# start of Records provided

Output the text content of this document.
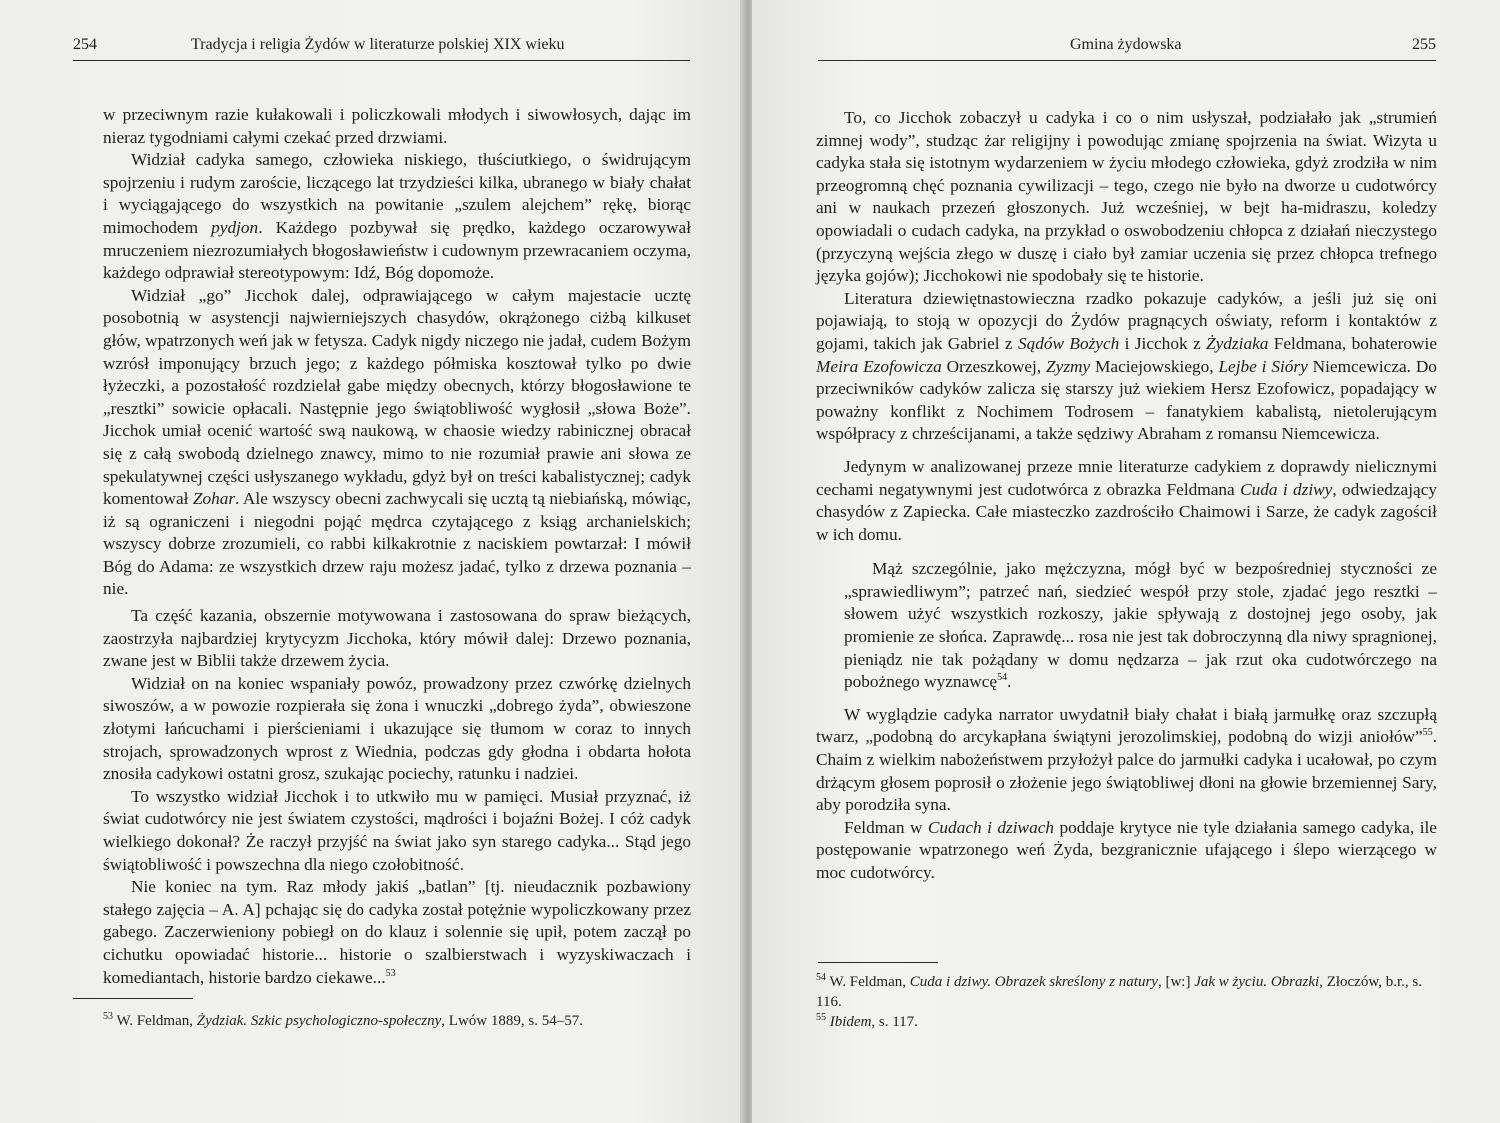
254	Tradycja i religia Żydów w literaturze polskiej XIX wieku

w przeciwnym razie kułakowali i policzkowali młodych i siwowłosych, dając im nieraz tygodniami całymi czekać przed drzwiami.

Widział cadyka samego, człowieka niskiego, tłuściutkiego, o świdrującym spojrzeniu i rudym zaroście, liczącego lat trzydzieści kilka, ubranego w biały chałat i wyciągającego do wszystkich na powitanie „szulem alejchem” rękę, biorąc mimochodem pydjon. Każdego pozbywał się prędko, każdego oczarowywał mruczeniem niezrozumiałych błogosławieństw i cudownym przewracaniem oczyma, każdego odprawiał stereotypowym: Idź, Bóg dopomoże.

Widział „go” Jicchok dalej, odprawiającego w całym majestacie ucztę posobotnią w asystencji najwierniejszych chasydów, okrążonego ciżbą kilkuset głów, wpatrzonych weń jak w fetysza. Cadyk nigdy niczego nie jadał, cudem Bożym wzrósł imponujący brzuch jego; z każdego półmiska kosztował tylko po dwie łyżeczki, a pozostałość rozdzielał gabe między obecnych, którzy błogosławione te „resztki” sowicie opłacali. Następnie jego świątobliwość wygłosił „słowa Boże”. Jicchok umiał ocenić wartość swą naukową, w chaosie wiedzy rabinicznej obracał się z całą swobodą dzielnego znawcy, mimo to nie rozumiał prawie ani słowa ze spekulatywnej części usłyszanego wykładu, gdyż był on treści kabalistycznej; cadyk komentował Zohar. Ale wszyscy obecni zachwycali się ucztą tą niebiańską, mówiąc, iż są ograniczeni i niegodni pojąć mędrca czytającego z ksiąg archanielskich; wszyscy dobrze zrozumieli, co rabbi kilkakrotnie z naciskiem powtarzał: I mówił Bóg do Adama: ze wszystkich drzew raju możesz jadać, tylko z drzewa poznania – nie.

Ta część kazania, obszernie motywowana i zastosowana do spraw bieżących, zaostrzyła najbardziej krytycyzm Jicchoka, który mówił dalej: Drzewo poznania, zwane jest w Biblii także drzewem życia.

Widział on na koniec wspaniały powóz, prowadzony przez czwórkę dzielnych siwoszów, a w powozie rozpierała się żona i wnuczki „dobrego żyda”, obwieszone złotymi łańcuchami i pierścieniami i ukazujące się tłumom w coraz to innych strojach, sprowadzonych wprost z Wiednia, podczas gdy głodna i obdarta hołota znosiła cadykowi ostatni grosz, szukając pociechy, ratunku i nadziei.

To wszystko widział Jicchok i to utkwiło mu w pamięci. Musiał przyznać, iż świat cudotwórcy nie jest światem czystości, mądrości i bojaźni Bożej. I cóż cadyk wielkiego dokonał? Że raczył przyjść na świat jako syn starego cadyka... Stąd jego świątobliwość i powszechna dla niego czołobitność.

Nie koniec na tym. Raz młody jakiś „batlan” [tj. nieudacznik pozbawiony stałego zajęcia – A. A] pchając się do cadyka został potężnie wypoliczkowany przez gabego. Zaczerwieniony pobiegł on do klauz i solennie się upił, potem zaczął po cichutku opowiadać historie... historie o szalbierstwach i wyzyskiwaczach i komediantach, historie bardzo ciekawe...$^{53}$

$^{53}$ W. Feldman, Żydziak. Szkic psychologiczno-społeczny, Lwów 1889, s. 54–57.

Gmina żydowska	255

To, co Jicchok zobaczył u cadyka i co o nim usłyszał, podziałało jak „strumień zimnej wody”, studząc żar religijny i powodując zmianę spojrzenia na świat. Wizyta u cadyka stała się istotnym wydarzeniem w życiu młodego człowieka, gdyż zrodziła w nim przeogromną chęć poznania cywilizacji – tego, czego nie było na dworze u cudotwórcy ani w naukach przezeń głoszonych. Już wcześniej, w bejt ha-midraszu, koledzy opowiadali o cudach cadyka, na przykład o oswobodzeniu chłopca z działań nieczystego (przyczyną wejścia złego w duszę i ciało był zamiar uczenia się przez chłopca trefnego języka gojów); Jicchokowi nie spodobały się te historie.

Literatura dziewiętnastowieczna rzadko pokazuje cadyków, a jeśli już się oni pojawiają, to stoją w opozycji do Żydów pragnących oświaty, reform i kontaktów z gojami, takich jak Gabriel z Sądów Bożych i Jicchok z Żydziaka Feldmana, bohaterowie Meira Ezofowicza Orzeszkowej, Zyzmy Maciejowskiego, Lejbe i Sióry Niemcewicza. Do przeciwników cadyków zalicza się starszy już wiekiem Hersz Ezofowicz, popadający w poważny konflikt z Nochimem Todrosem – fanatykiem kabalistą, nietolerującym współpracy z chrześcijanami, a także sędziwy Abraham z romansu Niemcewicza.

Jedynym w analizowanej przeze mnie literaturze cadykiem z doprawdy nielicznymi cechami negatywnymi jest cudotwórca z obrazka Feldmana Cuda i dziwy, odwiedzający chasydów z Zapiecka. Całe miasteczko zazdrościło Chaimowi i Sarze, że cadyk zagościł w ich domu.

Mąż szczególnie, jako mężczyzna, mógł być w bezpośredniej styczności ze „sprawiedliwym”; patrzeć nań, siedzieć wespół przy stole, zjadać jego resztki – słowem użyć wszystkich rozkoszy, jakie spływają z dostojnej jego osoby, jak promienie ze słońca. Zaprawdę... rosa nie jest tak dobroczynną dla niwy spragnionej, pieniądz nie tak pożądany w domu nędzarza – jak rzut oka cudotwórczego na pobożnego wyznawcę$^{54}$.

W wyglądzie cadyka narrator uwydatnił biały chałat i białą jarmułkę oraz szczupłą twarz, „podobną do arcykapłana świątyni jerozolimskiej, podobną do wizji aniołów”$^{55}$. Chaim z wielkim nabożeństwem przyłożył palce do jarmułki cadyka i ucałował, po czym drżącym głosem poprosił o złożenie jego świątobliwej dłoni na głowie brzemiennej Sary, aby porodziła syna.

Feldman w Cudach i dziwach poddaje krytyce nie tyle działania samego cadyka, ile postępowanie wpatrzonego weń Żyda, bezgranicznie ufającego i ślepo wierzącego w moc cudotwórcy.

$^{54}$ W. Feldman, Cuda i dziwy. Obrazek skreślony z natury, [w:] Jak w życiu. Obrazki, Złoczów, b.r., s. 116.

$^{55}$ Ibidem, s. 117.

# end of Records provided

Direction:
Every entry must be reproduced exactly, with the images left out.

Task solution:
Output the text content of this document.
254	Tradycja i religia Żydów w literaturze polskiej XIX wieku

w przeciwnym razie kułakowali i policzkowali młodych i siwowłosych, dając im nieraz tygodniami całymi czekać przed drzwiami.

Widział cadyka samego, człowieka niskiego, tłuściutkiego, o świdrującym spojrzeniu i rudym zaroście, liczącego lat trzydzieści kilka, ubranego w biały chałat i wyciągającego do wszystkich na powitanie „szulem alejchem” rękę, biorąc mimochodem pydjon. Każdego pozbywał się prędko, każdego oczarowywał mruczeniem niezrozumiałych błogosławieństw i cudownym przewracaniem oczyma, każdego odprawiał stereotypowym: Idź, Bóg dopomoże.

Widział „go” Jicchok dalej, odprawiającego w całym majestacie ucztę posobotnią w asystencji najwierniejszych chasydów, okrążonego ciżbą kilkuset głów, wpatrzonych weń jak w fetysza. Cadyk nigdy niczego nie jadał, cudem Bożym wzrósł imponujący brzuch jego; z każdego półmiska kosztował tylko po dwie łyżeczki, a pozostałość rozdzielał gabe między obecnych, którzy błogosławione te „resztki” sowicie opłacali. Następnie jego świątobliwość wygłosił „słowa Boże”. Jicchok umiał ocenić wartość swą naukową, w chaosie wiedzy rabinicznej obracał się z całą swobodą dzielnego znawcy, mimo to nie rozumiał prawie ani słowa ze spekulatywnej części usłyszanego wykładu, gdyż był on treści kabalistycznej; cadyk komentował Zohar. Ale wszyscy obecni zachwycali się ucztą tą niebiańską, mówiąc, iż są ograniczeni i niegodni pojąć mędrca czytającego z ksiąg archanielskich; wszyscy dobrze zrozumieli, co rabbi kilkakrotnie z naciskiem powtarzał: I mówił Bóg do Adama: ze wszystkich drzew raju możesz jadać, tylko z drzewa poznania – nie.

Ta część kazania, obszernie motywowana i zastosowana do spraw bieżących, zaostrzyła najbardziej krytycyzm Jicchoka, który mówił dalej: Drzewo poznania, zwane jest w Biblii także drzewem życia.

Widział on na koniec wspaniały powóz, prowadzony przez czwórkę dzielnych siwoszów, a w powozie rozpierała się żona i wnuczki „dobrego żyda”, obwieszone złotymi łańcuchami i pierścieniami i ukazujące się tłumom w coraz to innych strojach, sprowadzonych wprost z Wiednia, podczas gdy głodna i obdarta hołota znosiła cadykowi ostatni grosz, szukając pociechy, ratunku i nadziei.

To wszystko widział Jicchok i to utkwiło mu w pamięci. Musiał przyznać, iż świat cudotwórcy nie jest światem czystości, mądrości i bojaźni Bożej. I cóż cadyk wielkiego dokonał? Że raczył przyjść na świat jako syn starego cadyka... Stąd jego świątobliwość i powszechna dla niego czołobitność.

Nie koniec na tym. Raz młody jakiś „batlan” [tj. nieudacznik pozbawiony stałego zajęcia – A. A] pchając się do cadyka został potężnie wypoliczkowany przez gabego. Zaczerwieniony pobiegł on do klauz i solennie się upił, potem zaczął po cichutku opowiadać historie... historie o szalbierstwach i wyzyskiwaczach i komediantach, historie bardzo ciekawe...$^{53}$

$^{53}$ W. Feldman, Żydziak. Szkic psychologiczno-społeczny, Lwów 1889, s. 54–57.

Gmina żydowska	255

To, co Jicchok zobaczył u cadyka i co o nim usłyszał, podziałało jak „strumień zimnej wody”, studząc żar religijny i powodując zmianę spojrzenia na świat. Wizyta u cadyka stała się istotnym wydarzeniem w życiu młodego człowieka, gdyż zrodziła w nim przeogromną chęć poznania cywilizacji – tego, czego nie było na dworze u cudotwórcy ani w naukach przezeń głoszonych. Już wcześniej, w bejt ha-midraszu, koledzy opowiadali o cudach cadyka, na przykład o oswobodzeniu chłopca z działań nieczystego (przyczyną wejścia złego w duszę i ciało był zamiar uczenia się przez chłopca trefnego języka gojów); Jicchokowi nie spodobały się te historie.

Literatura dziewiętnastowieczna rzadko pokazuje cadyków, a jeśli już się oni pojawiają, to stoją w opozycji do Żydów pragnących oświaty, reform i kontaktów z gojami, takich jak Gabriel z Sądów Bożych i Jicchok z Żydziaka Feldmana, bohaterowie Meira Ezofowicza Orzeszkowej, Zyzmy Maciejowskiego, Lejbe i Sióry Niemcewicza. Do przeciwników cadyków zalicza się starszy już wiekiem Hersz Ezofowicz, popadający w poważny konflikt z Nochimem Todrosem – fanatykiem kabalistą, nietolerującym współpracy z chrześcijanami, a także sędziwy Abraham z romansu Niemcewicza.

Jedynym w analizowanej przeze mnie literaturze cadykiem z doprawdy nielicznymi cechami negatywnymi jest cudotwórca z obrazka Feldmana Cuda i dziwy, odwiedzający chasydów z Zapiecka. Całe miasteczko zazdrościło Chaimowi i Sarze, że cadyk zagościł w ich domu.

Mąż szczególnie, jako mężczyzna, mógł być w bezpośredniej styczności ze „sprawiedliwym”; patrzeć nań, siedzieć wespół przy stole, zjadać jego resztki – słowem użyć wszystkich rozkoszy, jakie spływają z dostojnej jego osoby, jak promienie ze słońca. Zaprawdę... rosa nie jest tak dobroczynną dla niwy spragnionej, pieniądz nie tak pożądany w domu nędzarza – jak rzut oka cudotwórczego na pobożnego wyznawcę$^{54}$.

W wyglądzie cadyka narrator uwydatnił biały chałat i białą jarmułkę oraz szczupłą twarz, „podobną do arcykapłana świątyni jerozolimskiej, podobną do wizji aniołów”$^{55}$. Chaim z wielkim nabożeństwem przyłożył palce do jarmułki cadyka i ucałował, po czym drżącym głosem poprosił o złożenie jego świątobliwej dłoni na głowie brzemiennej Sary, aby porodziła syna.

Feldman w Cudach i dziwach poddaje krytyce nie tyle działania samego cadyka, ile postępowanie wpatrzonego weń Żyda, bezgranicznie ufającego i ślepo wierzącego w moc cudotwórcy.

$^{54}$ W. Feldman, Cuda i dziwy. Obrazek skreślony z natury, [w:] Jak w życiu. Obrazki, Złoczów, b.r., s. 116.

$^{55}$ Ibidem, s. 117.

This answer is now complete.